Exercise task - Tally the lines holding the string "缓慢转动至竖直方向的过程中" and reply with that number alone.
-- Begin --
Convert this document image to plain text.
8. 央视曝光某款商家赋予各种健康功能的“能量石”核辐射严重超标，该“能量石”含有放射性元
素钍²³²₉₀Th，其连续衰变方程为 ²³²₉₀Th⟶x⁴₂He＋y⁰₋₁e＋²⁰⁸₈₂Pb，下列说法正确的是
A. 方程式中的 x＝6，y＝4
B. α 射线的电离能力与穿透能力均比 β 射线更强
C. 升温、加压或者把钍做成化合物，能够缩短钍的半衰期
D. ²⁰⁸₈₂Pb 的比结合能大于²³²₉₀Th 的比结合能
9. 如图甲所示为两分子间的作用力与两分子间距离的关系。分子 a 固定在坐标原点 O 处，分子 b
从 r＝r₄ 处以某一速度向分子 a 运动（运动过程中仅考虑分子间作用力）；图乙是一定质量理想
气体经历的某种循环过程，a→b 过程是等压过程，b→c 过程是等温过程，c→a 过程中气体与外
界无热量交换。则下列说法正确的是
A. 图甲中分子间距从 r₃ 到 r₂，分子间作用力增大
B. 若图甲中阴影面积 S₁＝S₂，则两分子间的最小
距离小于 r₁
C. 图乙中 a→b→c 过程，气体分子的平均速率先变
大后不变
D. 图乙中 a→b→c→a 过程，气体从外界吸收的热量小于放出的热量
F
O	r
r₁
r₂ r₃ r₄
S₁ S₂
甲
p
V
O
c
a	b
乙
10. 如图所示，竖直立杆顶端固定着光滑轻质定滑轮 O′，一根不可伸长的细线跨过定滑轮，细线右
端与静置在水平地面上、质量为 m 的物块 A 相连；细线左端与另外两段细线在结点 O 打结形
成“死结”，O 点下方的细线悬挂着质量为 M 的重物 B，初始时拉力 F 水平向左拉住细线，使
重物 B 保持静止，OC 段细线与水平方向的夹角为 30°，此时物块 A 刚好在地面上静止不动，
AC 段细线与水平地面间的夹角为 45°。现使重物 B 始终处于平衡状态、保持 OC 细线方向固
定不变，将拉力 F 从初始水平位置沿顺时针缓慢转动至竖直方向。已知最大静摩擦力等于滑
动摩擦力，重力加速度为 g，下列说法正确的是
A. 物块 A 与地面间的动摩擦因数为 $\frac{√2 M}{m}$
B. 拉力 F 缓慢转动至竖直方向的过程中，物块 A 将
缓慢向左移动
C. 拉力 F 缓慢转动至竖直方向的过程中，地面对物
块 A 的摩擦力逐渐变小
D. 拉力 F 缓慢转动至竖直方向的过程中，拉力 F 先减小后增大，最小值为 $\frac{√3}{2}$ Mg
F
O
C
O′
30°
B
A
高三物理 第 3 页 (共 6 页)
-- End --
Full solution - 3